-------- PROVIDED ENTRIES
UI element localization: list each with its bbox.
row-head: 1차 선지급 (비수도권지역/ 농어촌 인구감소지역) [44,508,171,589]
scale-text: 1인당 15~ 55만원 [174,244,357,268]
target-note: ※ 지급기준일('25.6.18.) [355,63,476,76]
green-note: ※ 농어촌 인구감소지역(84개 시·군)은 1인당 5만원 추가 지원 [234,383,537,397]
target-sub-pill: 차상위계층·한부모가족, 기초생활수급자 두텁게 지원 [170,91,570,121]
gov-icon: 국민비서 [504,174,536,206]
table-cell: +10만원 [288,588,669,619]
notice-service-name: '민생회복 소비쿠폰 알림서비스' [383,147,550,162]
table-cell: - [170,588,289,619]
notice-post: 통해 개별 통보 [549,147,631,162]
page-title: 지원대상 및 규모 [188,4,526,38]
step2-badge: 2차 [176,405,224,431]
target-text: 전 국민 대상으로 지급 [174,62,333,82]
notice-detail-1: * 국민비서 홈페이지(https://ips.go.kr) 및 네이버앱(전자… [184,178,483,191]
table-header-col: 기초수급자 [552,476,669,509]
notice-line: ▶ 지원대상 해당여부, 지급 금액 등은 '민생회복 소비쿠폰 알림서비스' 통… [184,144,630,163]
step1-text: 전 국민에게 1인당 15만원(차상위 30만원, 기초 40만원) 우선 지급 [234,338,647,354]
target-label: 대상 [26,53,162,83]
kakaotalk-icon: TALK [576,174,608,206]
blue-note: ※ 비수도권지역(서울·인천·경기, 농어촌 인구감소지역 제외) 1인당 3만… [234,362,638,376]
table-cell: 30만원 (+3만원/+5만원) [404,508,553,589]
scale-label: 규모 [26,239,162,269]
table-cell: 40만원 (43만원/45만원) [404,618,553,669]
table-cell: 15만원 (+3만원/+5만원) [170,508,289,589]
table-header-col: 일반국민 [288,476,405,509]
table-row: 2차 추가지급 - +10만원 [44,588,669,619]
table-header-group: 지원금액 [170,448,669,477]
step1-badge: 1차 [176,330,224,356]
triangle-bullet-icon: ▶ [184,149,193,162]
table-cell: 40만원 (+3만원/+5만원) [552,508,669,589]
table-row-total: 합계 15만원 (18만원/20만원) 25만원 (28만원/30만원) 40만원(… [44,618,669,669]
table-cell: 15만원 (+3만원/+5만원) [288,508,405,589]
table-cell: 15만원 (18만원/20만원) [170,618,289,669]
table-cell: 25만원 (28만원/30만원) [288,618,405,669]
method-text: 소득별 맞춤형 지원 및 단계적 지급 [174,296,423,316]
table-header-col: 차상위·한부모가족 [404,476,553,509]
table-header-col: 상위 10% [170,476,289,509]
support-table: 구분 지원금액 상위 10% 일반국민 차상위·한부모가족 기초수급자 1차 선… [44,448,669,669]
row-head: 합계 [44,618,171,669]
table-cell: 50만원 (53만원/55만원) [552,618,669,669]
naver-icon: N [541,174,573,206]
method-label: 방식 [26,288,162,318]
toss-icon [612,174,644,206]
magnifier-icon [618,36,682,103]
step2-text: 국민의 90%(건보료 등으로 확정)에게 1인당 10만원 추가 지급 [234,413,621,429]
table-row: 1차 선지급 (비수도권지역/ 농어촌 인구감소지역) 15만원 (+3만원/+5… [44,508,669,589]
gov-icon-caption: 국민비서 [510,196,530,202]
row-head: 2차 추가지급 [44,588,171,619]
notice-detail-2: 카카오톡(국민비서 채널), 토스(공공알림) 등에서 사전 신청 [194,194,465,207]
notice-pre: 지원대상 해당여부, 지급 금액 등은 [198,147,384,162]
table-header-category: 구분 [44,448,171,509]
----------------
■ STATED PROBLEM ■
Reproduce the rows above, replacing every occurrence of "table-cell" with "grid-cell" and leaving everything else unchanged.

■ REPLY ■
UI element localization: list each with its bbox.
row-head: 1차 선지급 (비수도권지역/ 농어촌 인구감소지역) [44,508,171,589]
scale-text: 1인당 15~ 55만원 [174,244,357,268]
target-note: ※ 지급기준일('25.6.18.) [355,63,476,76]
green-note: ※ 농어촌 인구감소지역(84개 시·군)은 1인당 5만원 추가 지원 [234,383,537,397]
target-sub-pill: 차상위계층·한부모가족, 기초생활수급자 두텁게 지원 [170,91,570,121]
gov-icon: 국민비서 [504,174,536,206]
grid-cell: +10만원 [288,588,669,619]
notice-service-name: '민생회복 소비쿠폰 알림서비스' [383,147,550,162]
grid-cell: - [170,588,289,619]
notice-post: 통해 개별 통보 [549,147,631,162]
page-title: 지원대상 및 규모 [188,4,526,38]
step2-badge: 2차 [176,405,224,431]
target-text: 전 국민 대상으로 지급 [174,62,333,82]
notice-detail-1: * 국민비서 홈페이지(https://ips.go.kr) 및 네이버앱(전자… [184,178,483,191]
table-header-col: 기초수급자 [552,476,669,509]
notice-line: ▶ 지원대상 해당여부, 지급 금액 등은 '민생회복 소비쿠폰 알림서비스' 통… [184,144,630,163]
step1-text: 전 국민에게 1인당 15만원(차상위 30만원, 기초 40만원) 우선 지급 [234,338,647,354]
target-label: 대상 [26,53,162,83]
kakaotalk-icon: TALK [576,174,608,206]
blue-note: ※ 비수도권지역(서울·인천·경기, 농어촌 인구감소지역 제외) 1인당 3만… [234,362,638,376]
grid-cell: 30만원 (+3만원/+5만원) [404,508,553,589]
scale-label: 규모 [26,239,162,269]
grid-cell: 40만원 (43만원/45만원) [404,618,553,669]
grid-cell: 15만원 (+3만원/+5만원) [170,508,289,589]
table-header-col: 일반국민 [288,476,405,509]
table-row: 2차 추가지급 - +10만원 [44,588,669,619]
table-header-group: 지원금액 [170,448,669,477]
step1-badge: 1차 [176,330,224,356]
triangle-bullet-icon: ▶ [184,149,193,162]
grid-cell: 40만원 (+3만원/+5만원) [552,508,669,589]
table-row-total: 합계 15만원 (18만원/20만원) 25만원 (28만원/30만원) 40만원(… [44,618,669,669]
grid-cell: 15만원 (+3만원/+5만원) [288,508,405,589]
grid-cell: 15만원 (18만원/20만원) [170,618,289,669]
grid-cell: 25만원 (28만원/30만원) [288,618,405,669]
method-text: 소득별 맞춤형 지원 및 단계적 지급 [174,296,423,316]
table-header-col: 차상위·한부모가족 [404,476,553,509]
table-header-col: 상위 10% [170,476,289,509]
support-table: 구분 지원금액 상위 10% 일반국민 차상위·한부모가족 기초수급자 1차 선… [44,448,669,669]
row-head: 합계 [44,618,171,669]
grid-cell: 50만원 (53만원/55만원) [552,618,669,669]
naver-icon: N [541,174,573,206]
method-label: 방식 [26,288,162,318]
toss-icon [612,174,644,206]
magnifier-icon [618,36,682,103]
step2-text: 국민의 90%(건보료 등으로 확정)에게 1인당 10만원 추가 지급 [234,413,621,429]
table-row: 1차 선지급 (비수도권지역/ 농어촌 인구감소지역) 15만원 (+3만원/+5… [44,508,669,589]
gov-icon-caption: 국민비서 [510,196,530,202]
row-head: 2차 추가지급 [44,588,171,619]
notice-detail-2: 카카오톡(국민비서 채널), 토스(공공알림) 등에서 사전 신청 [194,194,465,207]
notice-pre: 지원대상 해당여부, 지급 금액 등은 [198,147,384,162]
table-header-category: 구분 [44,448,171,509]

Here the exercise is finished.